[Written exercise]:
Reproduce the rows below, changing every instance of "echo-cell" to "echo-pixel" and leaving everything else unchanged.

Dataset records
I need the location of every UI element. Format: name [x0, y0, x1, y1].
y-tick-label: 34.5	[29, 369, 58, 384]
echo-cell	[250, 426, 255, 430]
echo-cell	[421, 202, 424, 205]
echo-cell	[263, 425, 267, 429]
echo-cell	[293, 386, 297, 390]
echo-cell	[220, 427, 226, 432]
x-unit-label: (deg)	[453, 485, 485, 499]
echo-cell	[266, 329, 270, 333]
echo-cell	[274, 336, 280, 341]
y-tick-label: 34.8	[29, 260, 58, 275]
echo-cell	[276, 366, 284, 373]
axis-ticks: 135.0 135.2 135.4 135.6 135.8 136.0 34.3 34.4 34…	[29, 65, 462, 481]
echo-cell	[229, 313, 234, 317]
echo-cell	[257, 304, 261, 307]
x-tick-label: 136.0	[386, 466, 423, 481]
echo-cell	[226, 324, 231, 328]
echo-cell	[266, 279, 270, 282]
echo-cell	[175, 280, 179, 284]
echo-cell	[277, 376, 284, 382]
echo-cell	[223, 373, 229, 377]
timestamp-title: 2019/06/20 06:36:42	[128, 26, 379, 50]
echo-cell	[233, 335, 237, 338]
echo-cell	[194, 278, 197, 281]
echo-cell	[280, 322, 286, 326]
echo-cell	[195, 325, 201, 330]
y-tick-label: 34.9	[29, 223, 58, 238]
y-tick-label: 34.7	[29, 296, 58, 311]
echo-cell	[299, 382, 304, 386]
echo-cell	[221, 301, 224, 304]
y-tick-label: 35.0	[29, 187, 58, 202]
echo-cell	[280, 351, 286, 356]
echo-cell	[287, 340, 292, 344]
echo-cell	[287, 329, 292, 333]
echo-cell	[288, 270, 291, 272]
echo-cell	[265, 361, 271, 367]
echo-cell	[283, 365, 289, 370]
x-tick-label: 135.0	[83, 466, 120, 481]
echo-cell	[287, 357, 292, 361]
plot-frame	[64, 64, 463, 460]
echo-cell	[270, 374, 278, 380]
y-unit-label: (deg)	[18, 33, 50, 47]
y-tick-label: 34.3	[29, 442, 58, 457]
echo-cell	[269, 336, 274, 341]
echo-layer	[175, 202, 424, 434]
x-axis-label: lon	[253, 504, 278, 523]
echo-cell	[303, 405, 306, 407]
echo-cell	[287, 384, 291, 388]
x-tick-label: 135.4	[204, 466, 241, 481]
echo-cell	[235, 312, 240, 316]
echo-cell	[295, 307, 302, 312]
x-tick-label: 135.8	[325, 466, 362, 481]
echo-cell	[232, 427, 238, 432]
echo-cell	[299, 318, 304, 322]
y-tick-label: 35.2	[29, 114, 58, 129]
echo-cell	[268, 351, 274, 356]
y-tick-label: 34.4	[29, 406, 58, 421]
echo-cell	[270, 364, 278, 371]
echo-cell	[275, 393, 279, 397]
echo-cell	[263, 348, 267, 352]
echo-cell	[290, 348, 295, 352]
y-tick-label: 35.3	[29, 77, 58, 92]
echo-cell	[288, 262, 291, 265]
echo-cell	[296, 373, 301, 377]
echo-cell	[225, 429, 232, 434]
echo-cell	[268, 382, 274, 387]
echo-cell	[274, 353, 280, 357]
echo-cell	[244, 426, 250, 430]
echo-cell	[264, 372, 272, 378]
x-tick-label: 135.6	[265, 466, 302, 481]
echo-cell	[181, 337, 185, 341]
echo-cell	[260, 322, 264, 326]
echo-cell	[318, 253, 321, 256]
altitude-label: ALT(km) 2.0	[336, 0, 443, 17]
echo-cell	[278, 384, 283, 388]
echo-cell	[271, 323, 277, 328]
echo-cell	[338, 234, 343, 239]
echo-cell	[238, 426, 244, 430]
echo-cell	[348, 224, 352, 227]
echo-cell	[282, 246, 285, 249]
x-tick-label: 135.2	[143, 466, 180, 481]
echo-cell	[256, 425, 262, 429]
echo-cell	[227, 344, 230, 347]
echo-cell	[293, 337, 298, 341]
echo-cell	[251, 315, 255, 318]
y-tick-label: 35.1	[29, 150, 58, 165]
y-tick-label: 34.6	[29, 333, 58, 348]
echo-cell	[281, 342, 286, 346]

[Complete output]:
I need the location of every UI element. Format: name [x0, y0, x1, y1].
y-tick-label: 34.5	[29, 369, 58, 384]
echo-pixel	[250, 426, 255, 430]
echo-pixel	[421, 202, 424, 205]
echo-pixel	[263, 425, 267, 429]
echo-pixel	[293, 386, 297, 390]
echo-pixel	[220, 427, 226, 432]
x-unit-label: (deg)	[453, 485, 485, 499]
echo-pixel	[266, 329, 270, 333]
echo-pixel	[274, 336, 280, 341]
y-tick-label: 34.8	[29, 260, 58, 275]
echo-pixel	[276, 366, 284, 373]
axis-ticks: 135.0 135.2 135.4 135.6 135.8 136.0 34.3 34.4 34…	[29, 65, 462, 481]
echo-pixel	[229, 313, 234, 317]
echo-pixel	[257, 304, 261, 307]
x-tick-label: 136.0	[386, 466, 423, 481]
echo-pixel	[226, 324, 231, 328]
echo-pixel	[266, 279, 270, 282]
echo-pixel	[175, 280, 179, 284]
echo-pixel	[277, 376, 284, 382]
echo-pixel	[223, 373, 229, 377]
timestamp-title: 2019/06/20 06:36:42	[128, 26, 379, 50]
echo-pixel	[233, 335, 237, 338]
echo-pixel	[194, 278, 197, 281]
echo-pixel	[280, 322, 286, 326]
echo-pixel	[195, 325, 201, 330]
y-tick-label: 34.9	[29, 223, 58, 238]
y-tick-label: 34.7	[29, 296, 58, 311]
echo-pixel	[299, 382, 304, 386]
echo-pixel	[221, 301, 224, 304]
y-tick-label: 35.0	[29, 187, 58, 202]
echo-pixel	[280, 351, 286, 356]
echo-pixel	[287, 340, 292, 344]
echo-pixel	[287, 329, 292, 333]
echo-pixel	[288, 270, 291, 272]
echo-pixel	[265, 361, 271, 367]
echo-pixel	[283, 365, 289, 370]
x-tick-label: 135.0	[83, 466, 120, 481]
echo-pixel	[287, 357, 292, 361]
plot-frame	[64, 64, 463, 460]
echo-pixel	[270, 374, 278, 380]
y-unit-label: (deg)	[18, 33, 50, 47]
y-tick-label: 34.3	[29, 442, 58, 457]
echo-pixel	[269, 336, 274, 341]
echo-layer	[175, 202, 424, 434]
x-axis-label: lon	[253, 504, 278, 523]
echo-pixel	[303, 405, 306, 407]
echo-pixel	[287, 384, 291, 388]
x-tick-label: 135.4	[204, 466, 241, 481]
echo-pixel	[235, 312, 240, 316]
echo-pixel	[295, 307, 302, 312]
x-tick-label: 135.8	[325, 466, 362, 481]
echo-pixel	[232, 427, 238, 432]
echo-pixel	[299, 318, 304, 322]
y-tick-label: 35.2	[29, 114, 58, 129]
echo-pixel	[268, 351, 274, 356]
y-tick-label: 34.4	[29, 406, 58, 421]
echo-pixel	[270, 364, 278, 371]
echo-pixel	[275, 393, 279, 397]
echo-pixel	[263, 348, 267, 352]
echo-pixel	[290, 348, 295, 352]
y-tick-label: 35.3	[29, 77, 58, 92]
echo-pixel	[288, 262, 291, 265]
echo-pixel	[296, 373, 301, 377]
echo-pixel	[225, 429, 232, 434]
echo-pixel	[268, 382, 274, 387]
echo-pixel	[274, 353, 280, 357]
echo-pixel	[244, 426, 250, 430]
echo-pixel	[264, 372, 272, 378]
x-tick-label: 135.6	[265, 466, 302, 481]
echo-pixel	[181, 337, 185, 341]
echo-pixel	[260, 322, 264, 326]
echo-pixel	[318, 253, 321, 256]
altitude-label: ALT(km) 2.0	[336, 0, 443, 17]
echo-pixel	[278, 384, 283, 388]
echo-pixel	[271, 323, 277, 328]
echo-pixel	[338, 234, 343, 239]
echo-pixel	[238, 426, 244, 430]
echo-pixel	[348, 224, 352, 227]
echo-pixel	[282, 246, 285, 249]
x-tick-label: 135.2	[143, 466, 180, 481]
echo-pixel	[256, 425, 262, 429]
echo-pixel	[227, 344, 230, 347]
echo-pixel	[293, 337, 298, 341]
echo-pixel	[251, 315, 255, 318]
y-tick-label: 35.1	[29, 150, 58, 165]
y-tick-label: 34.6	[29, 333, 58, 348]
echo-pixel	[281, 342, 286, 346]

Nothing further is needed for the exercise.